Given task: Repeat the material below word for word, line by line, and leave out the pictures.

Data provided:
════
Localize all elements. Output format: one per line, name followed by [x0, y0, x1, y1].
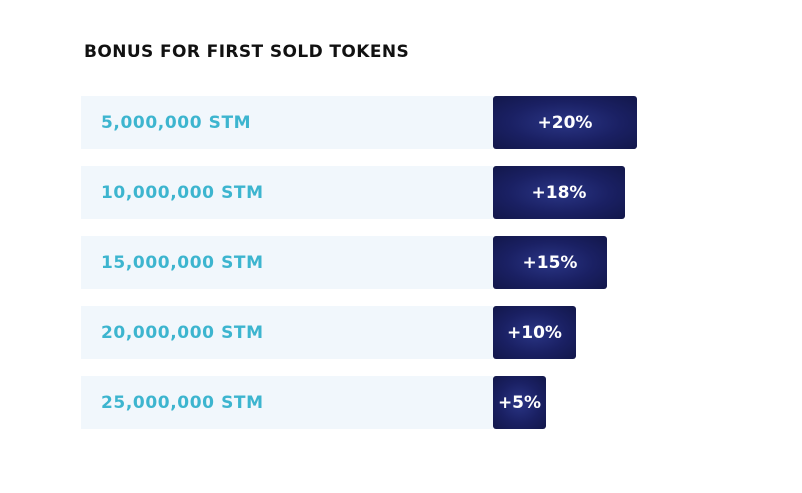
bonus-bar: +15%	[493, 236, 607, 289]
bonus-value-label: +10%	[507, 322, 562, 343]
bonus-row: 10,000,000 STM +18%	[81, 166, 701, 219]
bonus-bar: +18%	[493, 166, 625, 219]
bonus-value-label: +18%	[531, 182, 587, 203]
bonus-row: 5,000,000 STM +20%	[81, 96, 701, 149]
bonus-bar: +20%	[493, 96, 637, 149]
bonus-value-label: +5%	[497, 392, 542, 413]
bonus-row: 15,000,000 STM +15%	[81, 236, 701, 289]
token-amount-label: 15,000,000 STM	[81, 236, 493, 289]
page-title: BONUS FOR FIRST SOLD TOKENS	[84, 42, 410, 62]
bonus-bar: +5%	[493, 376, 546, 429]
bonus-value-label: +15%	[522, 252, 578, 273]
token-amount-label: 10,000,000 STM	[81, 166, 493, 219]
token-amount-label: 5,000,000 STM	[81, 96, 493, 149]
token-amount-label: 25,000,000 STM	[81, 376, 493, 429]
bonus-value-label: +20%	[537, 112, 593, 133]
bonus-row: 20,000,000 STM +10%	[81, 306, 701, 359]
bonus-row: 25,000,000 STM +5%	[81, 376, 701, 429]
bonus-bar: +10%	[493, 306, 576, 359]
bonus-chart: 5,000,000 STM +20% 10,000,000 STM +18% 1…	[81, 96, 701, 446]
token-amount-label: 20,000,000 STM	[81, 306, 493, 359]
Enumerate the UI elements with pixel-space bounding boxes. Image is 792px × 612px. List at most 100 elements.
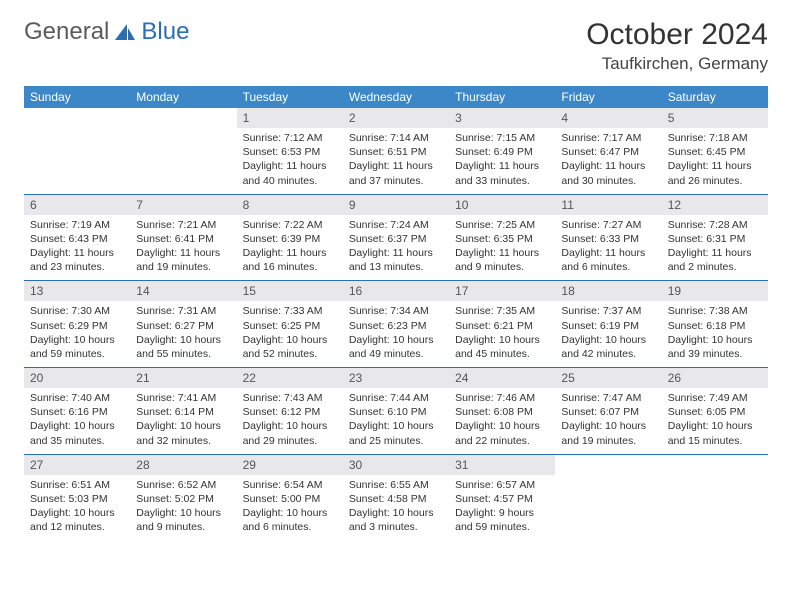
════
Full solution:
Localize all elements. Output format: one per line, name followed by [x0, y0, x1, y1].
bonus-bar: +15%	[493, 236, 607, 289]
bonus-value-label: +10%	[507, 322, 562, 343]
bonus-row: 10,000,000 STM +18%	[81, 166, 701, 219]
bonus-bar: +18%	[493, 166, 625, 219]
bonus-value-label: +18%	[531, 182, 587, 203]
bonus-row: 5,000,000 STM +20%	[81, 96, 701, 149]
bonus-bar: +20%	[493, 96, 637, 149]
bonus-value-label: +5%	[497, 392, 542, 413]
bonus-row: 15,000,000 STM +15%	[81, 236, 701, 289]
token-amount-label: 15,000,000 STM	[81, 236, 493, 289]
page-title: BONUS FOR FIRST SOLD TOKENS	[84, 42, 410, 62]
bonus-bar: +5%	[493, 376, 546, 429]
bonus-value-label: +15%	[522, 252, 578, 273]
token-amount-label: 10,000,000 STM	[81, 166, 493, 219]
token-amount-label: 5,000,000 STM	[81, 96, 493, 149]
token-amount-label: 25,000,000 STM	[81, 376, 493, 429]
bonus-value-label: +20%	[537, 112, 593, 133]
bonus-row: 20,000,000 STM +10%	[81, 306, 701, 359]
bonus-row: 25,000,000 STM +5%	[81, 376, 701, 429]
bonus-bar: +10%	[493, 306, 576, 359]
bonus-chart: 5,000,000 STM +20% 10,000,000 STM +18% 1…	[81, 96, 701, 446]
token-amount-label: 20,000,000 STM	[81, 306, 493, 359]
Enumerate the UI elements with pixel-space bounding boxes. Image is 792px × 612px. List at most 100 elements.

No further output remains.